Provided data ->
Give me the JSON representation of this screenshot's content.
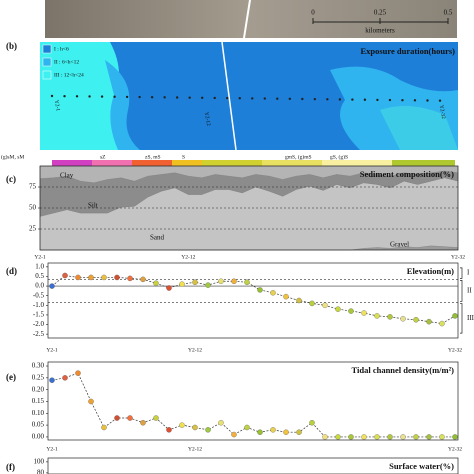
{
  "scale_bar": {
    "ticks": [
      0,
      0.25,
      0.5
    ],
    "unit": "kilometers"
  },
  "exposure_map": {
    "panel": "(b)",
    "title": "Exposure duration(hours)",
    "legend": [
      {
        "label": "I : h<6",
        "color": "#1e7fd8"
      },
      {
        "label": "II : 6<h<12",
        "color": "#2fb4f0"
      },
      {
        "label": "III : 12<h<24",
        "color": "#3ff0f0"
      }
    ],
    "transect_labels": [
      "Y2-1",
      "Y2-12",
      "Y2-32"
    ]
  },
  "sediment_classes": [
    "(g)sM, sM",
    "sZ",
    "zS, mS",
    "S",
    "gmS, (g)mS",
    "gS, (g)S"
  ],
  "chart_data": [
    {
      "type": "area",
      "panel": "(c)",
      "title": "Sediment composition(%)",
      "categories": [
        "Y2-1",
        null,
        null,
        null,
        null,
        null,
        null,
        null,
        null,
        null,
        null,
        "Y2-12",
        null,
        null,
        null,
        null,
        null,
        null,
        null,
        null,
        null,
        null,
        null,
        null,
        null,
        null,
        null,
        null,
        null,
        null,
        null,
        "Y2-32"
      ],
      "series": [
        {
          "name": "Gravel",
          "color": "#9a9a9a",
          "values": [
            0,
            0,
            0,
            0,
            0,
            0,
            0,
            0,
            0,
            0,
            0,
            0,
            0,
            0,
            0,
            0,
            0,
            0,
            0,
            0,
            0,
            0,
            0,
            0,
            2,
            3,
            2,
            4,
            3,
            5,
            4,
            3
          ]
        },
        {
          "name": "Sand",
          "color": "#c4c4c4",
          "values": [
            40,
            44,
            48,
            44,
            44,
            44,
            51,
            52,
            63,
            70,
            74,
            66,
            66,
            72,
            72,
            68,
            75,
            70,
            64,
            72,
            76,
            71,
            78,
            74,
            78,
            75,
            72,
            78,
            75,
            77,
            82,
            79
          ]
        },
        {
          "name": "Silt",
          "color": "#8c8c8c",
          "values": [
            45,
            42,
            40,
            38,
            36,
            40,
            35,
            30,
            25,
            20,
            18,
            22,
            20,
            18,
            16,
            18,
            15,
            18,
            20,
            16,
            14,
            15,
            12,
            14,
            12,
            12,
            14,
            10,
            12,
            10,
            8,
            10
          ]
        },
        {
          "name": "Clay",
          "color": "#b4b4b4",
          "values": [
            15,
            14,
            12,
            18,
            20,
            16,
            14,
            18,
            12,
            10,
            8,
            12,
            14,
            10,
            12,
            14,
            10,
            12,
            16,
            12,
            10,
            14,
            10,
            12,
            8,
            10,
            12,
            8,
            10,
            8,
            6,
            8
          ]
        }
      ],
      "ylim": [
        0,
        100
      ],
      "yticks": [
        25,
        50,
        75
      ]
    },
    {
      "type": "line",
      "panel": "(d)",
      "title": "Elevation(m)",
      "categories": [
        "Y2-1",
        null,
        null,
        null,
        null,
        null,
        null,
        null,
        null,
        null,
        null,
        "Y2-12",
        null,
        null,
        null,
        null,
        null,
        null,
        null,
        null,
        null,
        null,
        null,
        null,
        null,
        null,
        null,
        null,
        null,
        null,
        null,
        "Y2-32"
      ],
      "values": [
        0.0,
        0.55,
        0.45,
        0.45,
        0.45,
        0.45,
        0.4,
        0.35,
        0.15,
        -0.1,
        0.1,
        0.2,
        0.05,
        0.25,
        0.25,
        0.2,
        -0.2,
        -0.35,
        -0.55,
        -0.75,
        -0.9,
        -1.0,
        -1.2,
        -1.3,
        -1.4,
        -1.55,
        -1.6,
        -1.7,
        -1.75,
        -1.85,
        -1.95,
        -1.55
      ],
      "point_colors": [
        "#3b6fd0",
        "#e06040",
        "#f08a30",
        "#f0a030",
        "#e8c040",
        "#d05030",
        "#f07040",
        "#e0a040",
        "#c8d040",
        "#e05030",
        "#f0e050",
        "#d8c040",
        "#a0c840",
        "#e8e070",
        "#f0b040",
        "#c0d040",
        "#98c030",
        "#e8d050",
        "#f0c040",
        "#d0c040",
        "#b8d040",
        "#f0e080",
        "#c8d840",
        "#a8c838",
        "#f0e060",
        "#d8e050",
        "#b0c840",
        "#e8e090",
        "#c0d048",
        "#a8c040",
        "#d8e060",
        "#90c030"
      ],
      "ylim": [
        -2.7,
        1.2
      ],
      "yticks": [
        {
          "value": 1,
          "label": "1.0"
        },
        0.5,
        {
          "value": 0,
          "label": "0.0"
        },
        -0.5,
        {
          "value": -1,
          "label": "-1.0"
        },
        -1.5,
        {
          "value": -2,
          "label": "-2.0"
        },
        -2.5
      ],
      "reference_lines": [
        {
          "value": 0.35,
          "style": "dashed"
        },
        {
          "value": 0,
          "style": "solid"
        },
        {
          "value": -0.85,
          "style": "dashed"
        }
      ],
      "zones": [
        {
          "label": "I",
          "from": 1.0,
          "to": 0.35
        },
        {
          "label": "II",
          "from": 0.35,
          "to": -0.85
        },
        {
          "label": "III",
          "from": -0.85,
          "to": -2.5
        }
      ]
    },
    {
      "type": "line",
      "panel": "(e)",
      "title": "Tidal channel density(m/m²)",
      "categories": [
        "Y2-1",
        null,
        null,
        null,
        null,
        null,
        null,
        null,
        null,
        null,
        null,
        "Y2-12",
        null,
        null,
        null,
        null,
        null,
        null,
        null,
        null,
        null,
        null,
        null,
        null,
        null,
        null,
        null,
        null,
        null,
        null,
        null,
        "Y2-32"
      ],
      "values": [
        0.24,
        0.25,
        0.27,
        0.15,
        0.04,
        0.08,
        0.08,
        0.06,
        0.08,
        0.03,
        0.05,
        0.04,
        0.03,
        0.06,
        0.01,
        0.04,
        0.02,
        0.03,
        0.02,
        0.02,
        0.06,
        0,
        0,
        0,
        0,
        0,
        0,
        0,
        0,
        0,
        0,
        0
      ],
      "point_colors": [
        "#3b6fd0",
        "#e06040",
        "#f08a30",
        "#f0a030",
        "#e8c040",
        "#d05030",
        "#f07040",
        "#e0a040",
        "#c8d040",
        "#e05030",
        "#f0e050",
        "#d8c040",
        "#a0c840",
        "#e8e070",
        "#f0b040",
        "#c0d040",
        "#98c030",
        "#e8d050",
        "#f0c040",
        "#d0c040",
        "#b8d040",
        "#f0e080",
        "#c8d840",
        "#a8c838",
        "#f0e060",
        "#d8e050",
        "#b0c840",
        "#e8e090",
        "#c0d048",
        "#a8c040",
        "#d8e060",
        "#90c030"
      ],
      "ylim": [
        -0.013,
        0.317
      ],
      "yticks": [
        {
          "value": 0.3,
          "label": "0.30"
        },
        0.25,
        {
          "value": 0.2,
          "label": "0.20"
        },
        0.15,
        {
          "value": 0.1,
          "label": "0.10"
        },
        0.05,
        {
          "value": 0,
          "label": "0.00"
        }
      ]
    },
    {
      "type": "line",
      "panel": "(f)",
      "title": "Surface water(%)",
      "ylim": [
        78,
        107
      ],
      "yticks": [
        100,
        80
      ]
    }
  ]
}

Directive ->
Search the data above for the string "panel" and copy each line that has it.

Reply to the exercise ->
    "panel": "(b)",
      "panel": "(c)",
      "panel": "(d)",
      "panel": "(e)",
      "panel": "(f)",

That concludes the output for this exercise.